• [What you will do] Repeat the listing that follows, character for character, minus the pictures.

━━━━━━━━━━━━━━━━━━━━━━━━━━━━━━

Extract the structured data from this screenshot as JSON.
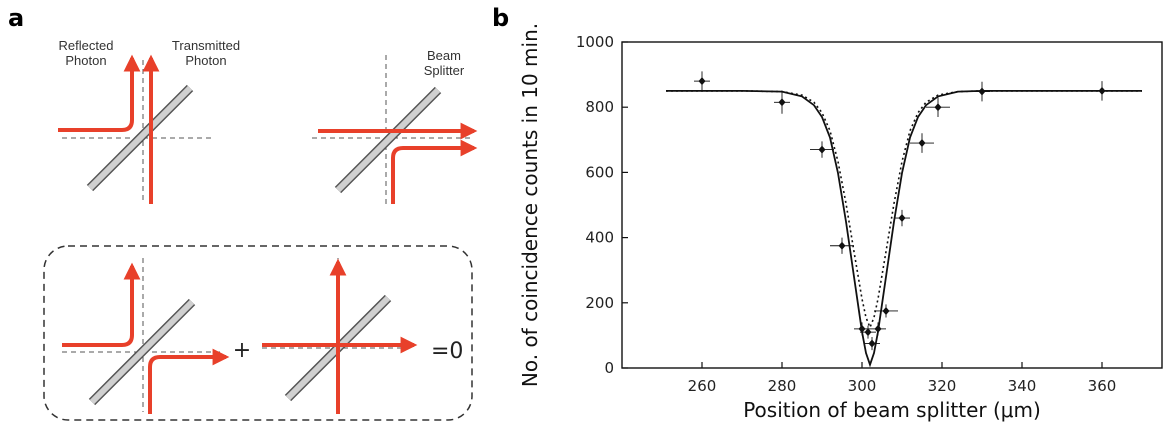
{
  "panel_a": {
    "letter": "a",
    "label_reflected_1": "Reflected",
    "label_reflected_2": "Photon",
    "label_transmitted_1": "Transmitted",
    "label_transmitted_2": "Photon",
    "label_beam_1": "Beam",
    "label_beam_2": "Splitter",
    "plus_sign": "+",
    "equals_zero": "=0",
    "colors": {
      "photon_path": "#e8402a",
      "beam_splitter": "#9a9a9a",
      "dashed_axes": "#555555"
    }
  },
  "panel_b": {
    "letter": "b"
  },
  "chart_data": {
    "type": "scatter",
    "xlabel": "Position of beam splitter (μm)",
    "ylabel": "No. of coincidence counts in 10 min.",
    "xlim": [
      240,
      375
    ],
    "ylim": [
      0,
      1000
    ],
    "x_ticks": [
      260,
      280,
      300,
      320,
      340,
      360
    ],
    "y_ticks": [
      0,
      200,
      400,
      600,
      800,
      1000
    ],
    "series": [
      {
        "style": "points-with-error-bars",
        "points": [
          {
            "x": 260,
            "y": 880,
            "yerr": 30,
            "xerr": 2
          },
          {
            "x": 280,
            "y": 815,
            "yerr": 35,
            "xerr": 2
          },
          {
            "x": 290,
            "y": 670,
            "yerr": 25,
            "xerr": 3
          },
          {
            "x": 295,
            "y": 375,
            "yerr": 25,
            "xerr": 3
          },
          {
            "x": 300,
            "y": 120,
            "yerr": 20,
            "xerr": 2
          },
          {
            "x": 301.5,
            "y": 110,
            "yerr": 20,
            "xerr": 2
          },
          {
            "x": 302.5,
            "y": 75,
            "yerr": 20,
            "xerr": 2
          },
          {
            "x": 304,
            "y": 120,
            "yerr": 20,
            "xerr": 2
          },
          {
            "x": 306,
            "y": 175,
            "yerr": 20,
            "xerr": 3
          },
          {
            "x": 310,
            "y": 460,
            "yerr": 25,
            "xerr": 2
          },
          {
            "x": 315,
            "y": 690,
            "yerr": 30,
            "xerr": 3
          },
          {
            "x": 319,
            "y": 800,
            "yerr": 30,
            "xerr": 3
          },
          {
            "x": 330,
            "y": 848,
            "yerr": 30,
            "xerr": 2
          },
          {
            "x": 360,
            "y": 850,
            "yerr": 30,
            "xerr": 2
          }
        ]
      },
      {
        "style": "solid-line",
        "x": [
          251,
          270,
          280,
          285,
          288,
          290,
          292,
          294,
          296,
          298,
          300,
          301,
          302,
          303,
          304,
          306,
          308,
          310,
          312,
          314,
          316,
          319,
          324,
          330,
          350,
          370
        ],
        "y": [
          850,
          850,
          848,
          833,
          806,
          770,
          707,
          598,
          449,
          280,
          111,
          46,
          10,
          46,
          111,
          280,
          449,
          598,
          707,
          770,
          806,
          833,
          848,
          850,
          850,
          850
        ]
      },
      {
        "style": "dotted-line",
        "x": [
          251,
          270,
          280,
          285,
          288,
          290,
          292,
          294,
          296,
          298,
          300,
          301,
          302,
          303,
          304,
          306,
          308,
          310,
          312,
          314,
          316,
          319,
          324,
          330,
          350,
          370
        ],
        "y": [
          850,
          850,
          848,
          837,
          815,
          783,
          728,
          633,
          505,
          357,
          212,
          155,
          125,
          155,
          212,
          357,
          505,
          633,
          728,
          783,
          815,
          837,
          848,
          850,
          850,
          850
        ]
      }
    ]
  }
}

━━━━━━━━━━━━━━━━━━━━━━━━━━━━━━

• [Output]
Extract the structured data from this screenshot as JSON.
{
  "panel_a": {
    "letter": "a",
    "label_reflected_1": "Reflected",
    "label_reflected_2": "Photon",
    "label_transmitted_1": "Transmitted",
    "label_transmitted_2": "Photon",
    "label_beam_1": "Beam",
    "label_beam_2": "Splitter",
    "plus_sign": "+",
    "equals_zero": "=0",
    "colors": {
      "photon_path": "#e8402a",
      "beam_splitter": "#9a9a9a",
      "dashed_axes": "#555555"
    }
  },
  "panel_b": {
    "letter": "b"
  },
  "chart_data": {
    "type": "scatter",
    "xlabel": "Position of beam splitter (μm)",
    "ylabel": "No. of coincidence counts in 10 min.",
    "xlim": [
      240,
      375
    ],
    "ylim": [
      0,
      1000
    ],
    "x_ticks": [
      260,
      280,
      300,
      320,
      340,
      360
    ],
    "y_ticks": [
      0,
      200,
      400,
      600,
      800,
      1000
    ],
    "series": [
      {
        "style": "points-with-error-bars",
        "points": [
          {
            "x": 260,
            "y": 880,
            "yerr": 30,
            "xerr": 2
          },
          {
            "x": 280,
            "y": 815,
            "yerr": 35,
            "xerr": 2
          },
          {
            "x": 290,
            "y": 670,
            "yerr": 25,
            "xerr": 3
          },
          {
            "x": 295,
            "y": 375,
            "yerr": 25,
            "xerr": 3
          },
          {
            "x": 300,
            "y": 120,
            "yerr": 20,
            "xerr": 2
          },
          {
            "x": 301.5,
            "y": 110,
            "yerr": 20,
            "xerr": 2
          },
          {
            "x": 302.5,
            "y": 75,
            "yerr": 20,
            "xerr": 2
          },
          {
            "x": 304,
            "y": 120,
            "yerr": 20,
            "xerr": 2
          },
          {
            "x": 306,
            "y": 175,
            "yerr": 20,
            "xerr": 3
          },
          {
            "x": 310,
            "y": 460,
            "yerr": 25,
            "xerr": 2
          },
          {
            "x": 315,
            "y": 690,
            "yerr": 30,
            "xerr": 3
          },
          {
            "x": 319,
            "y": 800,
            "yerr": 30,
            "xerr": 3
          },
          {
            "x": 330,
            "y": 848,
            "yerr": 30,
            "xerr": 2
          },
          {
            "x": 360,
            "y": 850,
            "yerr": 30,
            "xerr": 2
          }
        ]
      },
      {
        "style": "solid-line",
        "x": [
          251,
          270,
          280,
          285,
          288,
          290,
          292,
          294,
          296,
          298,
          300,
          301,
          302,
          303,
          304,
          306,
          308,
          310,
          312,
          314,
          316,
          319,
          324,
          330,
          350,
          370
        ],
        "y": [
          850,
          850,
          848,
          833,
          806,
          770,
          707,
          598,
          449,
          280,
          111,
          46,
          10,
          46,
          111,
          280,
          449,
          598,
          707,
          770,
          806,
          833,
          848,
          850,
          850,
          850
        ]
      },
      {
        "style": "dotted-line",
        "x": [
          251,
          270,
          280,
          285,
          288,
          290,
          292,
          294,
          296,
          298,
          300,
          301,
          302,
          303,
          304,
          306,
          308,
          310,
          312,
          314,
          316,
          319,
          324,
          330,
          350,
          370
        ],
        "y": [
          850,
          850,
          848,
          837,
          815,
          783,
          728,
          633,
          505,
          357,
          212,
          155,
          125,
          155,
          212,
          357,
          505,
          633,
          728,
          783,
          815,
          837,
          848,
          850,
          850,
          850
        ]
      }
    ]
  }
}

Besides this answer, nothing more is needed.